• _YOUR GOAL_
Every line below that includes "Louis" counts toward the total. Report that total alone.

• _Extracted data entries_
▼

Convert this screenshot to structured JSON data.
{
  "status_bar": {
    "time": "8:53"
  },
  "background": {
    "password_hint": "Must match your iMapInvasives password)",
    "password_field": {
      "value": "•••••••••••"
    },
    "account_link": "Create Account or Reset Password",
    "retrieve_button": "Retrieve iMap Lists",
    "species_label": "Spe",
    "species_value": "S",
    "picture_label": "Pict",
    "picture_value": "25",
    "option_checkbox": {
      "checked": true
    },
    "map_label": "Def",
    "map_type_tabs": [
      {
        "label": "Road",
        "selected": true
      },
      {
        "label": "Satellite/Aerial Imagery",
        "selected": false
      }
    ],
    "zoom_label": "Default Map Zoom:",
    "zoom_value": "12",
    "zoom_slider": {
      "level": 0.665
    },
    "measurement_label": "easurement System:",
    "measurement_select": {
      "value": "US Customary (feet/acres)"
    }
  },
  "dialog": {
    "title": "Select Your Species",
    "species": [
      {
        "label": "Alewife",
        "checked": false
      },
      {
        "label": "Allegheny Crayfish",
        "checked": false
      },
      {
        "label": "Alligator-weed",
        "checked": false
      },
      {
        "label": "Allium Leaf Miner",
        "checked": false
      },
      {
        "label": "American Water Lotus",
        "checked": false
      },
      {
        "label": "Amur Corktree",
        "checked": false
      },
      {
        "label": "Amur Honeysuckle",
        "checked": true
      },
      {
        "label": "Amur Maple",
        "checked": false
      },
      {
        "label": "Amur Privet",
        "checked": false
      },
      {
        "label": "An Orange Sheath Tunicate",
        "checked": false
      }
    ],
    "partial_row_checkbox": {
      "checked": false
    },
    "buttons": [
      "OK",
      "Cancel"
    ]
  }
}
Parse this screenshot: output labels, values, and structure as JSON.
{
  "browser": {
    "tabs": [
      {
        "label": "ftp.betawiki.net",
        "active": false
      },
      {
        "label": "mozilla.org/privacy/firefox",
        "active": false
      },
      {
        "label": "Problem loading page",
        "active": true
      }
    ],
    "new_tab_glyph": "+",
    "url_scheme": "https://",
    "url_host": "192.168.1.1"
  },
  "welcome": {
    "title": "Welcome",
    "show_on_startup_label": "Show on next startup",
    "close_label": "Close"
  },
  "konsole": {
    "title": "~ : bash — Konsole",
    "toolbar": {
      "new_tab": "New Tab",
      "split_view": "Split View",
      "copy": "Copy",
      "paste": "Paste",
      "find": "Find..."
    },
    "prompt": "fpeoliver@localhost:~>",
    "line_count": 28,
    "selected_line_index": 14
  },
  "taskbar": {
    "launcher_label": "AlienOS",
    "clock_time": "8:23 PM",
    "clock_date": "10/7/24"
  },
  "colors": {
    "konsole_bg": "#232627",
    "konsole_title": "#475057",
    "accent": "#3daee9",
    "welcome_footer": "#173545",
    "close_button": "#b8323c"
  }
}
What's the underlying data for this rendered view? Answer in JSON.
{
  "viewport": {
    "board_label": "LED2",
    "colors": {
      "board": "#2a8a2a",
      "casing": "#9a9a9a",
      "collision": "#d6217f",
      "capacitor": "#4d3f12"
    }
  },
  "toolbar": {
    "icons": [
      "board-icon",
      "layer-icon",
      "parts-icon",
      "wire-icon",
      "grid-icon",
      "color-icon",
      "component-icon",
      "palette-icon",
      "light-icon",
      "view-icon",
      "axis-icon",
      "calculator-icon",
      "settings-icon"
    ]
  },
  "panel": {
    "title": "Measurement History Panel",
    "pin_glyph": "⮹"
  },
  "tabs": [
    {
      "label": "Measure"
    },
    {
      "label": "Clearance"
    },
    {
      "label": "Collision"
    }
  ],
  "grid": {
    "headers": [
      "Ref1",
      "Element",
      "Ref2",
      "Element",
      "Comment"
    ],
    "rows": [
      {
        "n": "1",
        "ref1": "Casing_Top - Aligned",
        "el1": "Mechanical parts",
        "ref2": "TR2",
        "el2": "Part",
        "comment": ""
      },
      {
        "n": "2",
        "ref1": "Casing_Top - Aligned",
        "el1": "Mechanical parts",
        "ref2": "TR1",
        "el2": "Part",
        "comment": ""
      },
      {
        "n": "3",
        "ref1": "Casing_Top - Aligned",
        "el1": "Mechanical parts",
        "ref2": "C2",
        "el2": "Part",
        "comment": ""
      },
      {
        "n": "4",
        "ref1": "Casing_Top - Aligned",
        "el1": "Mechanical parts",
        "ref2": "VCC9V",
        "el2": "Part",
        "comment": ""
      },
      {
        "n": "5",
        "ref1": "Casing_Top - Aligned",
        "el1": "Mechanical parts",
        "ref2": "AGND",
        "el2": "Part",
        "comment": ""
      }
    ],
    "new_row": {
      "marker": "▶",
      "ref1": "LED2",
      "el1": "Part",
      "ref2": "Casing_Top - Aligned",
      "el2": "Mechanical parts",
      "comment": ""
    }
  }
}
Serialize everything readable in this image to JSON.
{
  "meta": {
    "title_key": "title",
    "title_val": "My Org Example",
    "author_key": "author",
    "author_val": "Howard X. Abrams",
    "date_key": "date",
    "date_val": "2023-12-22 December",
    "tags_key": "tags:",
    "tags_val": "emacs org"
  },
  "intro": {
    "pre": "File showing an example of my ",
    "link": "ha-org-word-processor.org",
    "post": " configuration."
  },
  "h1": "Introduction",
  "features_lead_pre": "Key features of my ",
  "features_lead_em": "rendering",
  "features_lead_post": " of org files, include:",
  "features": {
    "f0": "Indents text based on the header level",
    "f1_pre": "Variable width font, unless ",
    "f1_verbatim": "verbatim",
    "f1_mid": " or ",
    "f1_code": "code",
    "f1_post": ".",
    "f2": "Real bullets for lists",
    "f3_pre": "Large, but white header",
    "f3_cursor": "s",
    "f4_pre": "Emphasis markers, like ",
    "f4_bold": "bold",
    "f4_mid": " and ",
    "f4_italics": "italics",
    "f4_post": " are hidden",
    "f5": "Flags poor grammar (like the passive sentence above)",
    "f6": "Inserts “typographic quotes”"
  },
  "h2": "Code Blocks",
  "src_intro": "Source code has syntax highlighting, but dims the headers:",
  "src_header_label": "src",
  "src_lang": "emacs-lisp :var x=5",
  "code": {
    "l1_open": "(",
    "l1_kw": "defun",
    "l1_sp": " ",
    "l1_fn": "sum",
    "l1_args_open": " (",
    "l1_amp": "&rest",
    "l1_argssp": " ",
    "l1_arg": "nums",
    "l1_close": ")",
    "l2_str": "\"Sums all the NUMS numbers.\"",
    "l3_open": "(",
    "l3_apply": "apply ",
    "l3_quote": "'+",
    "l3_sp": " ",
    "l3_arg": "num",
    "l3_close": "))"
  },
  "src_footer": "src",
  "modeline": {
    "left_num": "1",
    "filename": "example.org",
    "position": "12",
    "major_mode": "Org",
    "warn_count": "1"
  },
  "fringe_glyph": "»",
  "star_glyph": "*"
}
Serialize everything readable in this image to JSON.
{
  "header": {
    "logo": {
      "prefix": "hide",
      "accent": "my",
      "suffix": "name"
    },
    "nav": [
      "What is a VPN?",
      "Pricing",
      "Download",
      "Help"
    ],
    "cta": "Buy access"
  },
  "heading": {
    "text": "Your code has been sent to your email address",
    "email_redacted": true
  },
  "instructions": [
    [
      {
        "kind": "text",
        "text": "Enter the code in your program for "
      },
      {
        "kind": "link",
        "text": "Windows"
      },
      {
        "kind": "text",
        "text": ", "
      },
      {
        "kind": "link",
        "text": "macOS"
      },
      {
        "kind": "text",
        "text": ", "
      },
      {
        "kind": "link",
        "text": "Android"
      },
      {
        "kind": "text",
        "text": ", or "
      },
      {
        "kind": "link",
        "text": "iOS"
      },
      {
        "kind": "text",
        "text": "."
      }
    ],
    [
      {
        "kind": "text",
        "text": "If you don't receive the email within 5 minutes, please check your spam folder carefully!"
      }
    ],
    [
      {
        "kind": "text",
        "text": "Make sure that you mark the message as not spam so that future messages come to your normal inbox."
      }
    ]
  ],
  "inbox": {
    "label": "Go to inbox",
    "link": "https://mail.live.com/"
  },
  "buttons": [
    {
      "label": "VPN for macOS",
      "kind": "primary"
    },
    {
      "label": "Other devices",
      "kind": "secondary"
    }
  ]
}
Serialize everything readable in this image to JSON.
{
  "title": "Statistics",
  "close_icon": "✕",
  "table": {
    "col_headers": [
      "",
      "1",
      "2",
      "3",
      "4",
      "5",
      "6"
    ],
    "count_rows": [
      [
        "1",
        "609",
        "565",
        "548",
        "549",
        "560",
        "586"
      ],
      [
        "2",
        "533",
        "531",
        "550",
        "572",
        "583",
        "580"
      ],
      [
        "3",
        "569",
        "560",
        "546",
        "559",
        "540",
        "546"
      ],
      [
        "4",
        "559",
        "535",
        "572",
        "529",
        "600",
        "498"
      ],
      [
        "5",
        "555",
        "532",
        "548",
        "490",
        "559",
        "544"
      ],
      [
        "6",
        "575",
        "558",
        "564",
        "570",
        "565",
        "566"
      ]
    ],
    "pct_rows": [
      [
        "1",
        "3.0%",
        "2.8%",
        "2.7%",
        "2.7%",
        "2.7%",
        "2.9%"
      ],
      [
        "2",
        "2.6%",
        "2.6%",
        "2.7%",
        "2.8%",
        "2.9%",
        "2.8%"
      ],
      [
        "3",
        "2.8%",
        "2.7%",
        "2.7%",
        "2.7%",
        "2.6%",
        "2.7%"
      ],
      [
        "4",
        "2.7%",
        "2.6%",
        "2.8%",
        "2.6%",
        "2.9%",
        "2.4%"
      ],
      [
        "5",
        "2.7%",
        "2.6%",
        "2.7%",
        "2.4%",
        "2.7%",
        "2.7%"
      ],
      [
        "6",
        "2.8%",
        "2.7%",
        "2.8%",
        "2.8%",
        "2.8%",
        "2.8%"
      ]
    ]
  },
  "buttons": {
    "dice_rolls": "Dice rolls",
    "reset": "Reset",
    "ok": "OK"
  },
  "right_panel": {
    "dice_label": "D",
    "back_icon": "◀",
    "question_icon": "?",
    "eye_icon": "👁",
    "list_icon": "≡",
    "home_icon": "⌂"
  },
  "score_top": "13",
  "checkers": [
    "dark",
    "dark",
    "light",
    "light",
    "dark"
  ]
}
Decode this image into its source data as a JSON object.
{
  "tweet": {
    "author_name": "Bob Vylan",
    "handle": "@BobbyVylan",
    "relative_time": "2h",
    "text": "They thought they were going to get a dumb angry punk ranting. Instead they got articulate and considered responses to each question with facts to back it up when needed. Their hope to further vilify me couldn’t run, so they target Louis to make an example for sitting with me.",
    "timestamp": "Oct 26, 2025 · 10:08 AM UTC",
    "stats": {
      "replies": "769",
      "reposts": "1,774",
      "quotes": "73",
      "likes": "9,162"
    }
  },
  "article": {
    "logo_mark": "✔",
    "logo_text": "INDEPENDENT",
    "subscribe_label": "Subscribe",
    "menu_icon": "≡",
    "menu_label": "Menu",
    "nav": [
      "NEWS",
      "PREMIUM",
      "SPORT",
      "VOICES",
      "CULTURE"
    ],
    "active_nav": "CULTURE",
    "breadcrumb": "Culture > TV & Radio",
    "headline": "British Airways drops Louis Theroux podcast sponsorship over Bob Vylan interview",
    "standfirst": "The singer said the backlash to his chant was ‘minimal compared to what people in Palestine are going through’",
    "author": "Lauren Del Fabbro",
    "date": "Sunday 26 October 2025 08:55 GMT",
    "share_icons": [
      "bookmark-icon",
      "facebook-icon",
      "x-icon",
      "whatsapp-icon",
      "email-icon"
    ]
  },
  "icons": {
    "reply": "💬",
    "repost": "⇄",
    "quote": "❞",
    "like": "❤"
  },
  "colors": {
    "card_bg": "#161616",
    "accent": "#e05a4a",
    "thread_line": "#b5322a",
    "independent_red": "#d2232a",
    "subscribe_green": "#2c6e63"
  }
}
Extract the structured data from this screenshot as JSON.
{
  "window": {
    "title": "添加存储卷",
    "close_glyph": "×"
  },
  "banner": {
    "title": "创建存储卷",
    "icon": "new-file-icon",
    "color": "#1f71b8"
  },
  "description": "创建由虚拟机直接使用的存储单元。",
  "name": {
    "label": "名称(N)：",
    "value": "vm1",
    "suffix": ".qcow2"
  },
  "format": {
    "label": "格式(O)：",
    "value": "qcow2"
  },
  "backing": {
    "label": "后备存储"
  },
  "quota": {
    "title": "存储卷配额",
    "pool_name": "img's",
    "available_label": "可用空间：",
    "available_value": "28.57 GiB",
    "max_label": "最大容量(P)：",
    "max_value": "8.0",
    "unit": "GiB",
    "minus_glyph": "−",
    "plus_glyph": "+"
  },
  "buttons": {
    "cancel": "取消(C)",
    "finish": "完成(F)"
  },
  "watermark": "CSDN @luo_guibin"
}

▲

• _SOLUTION_
2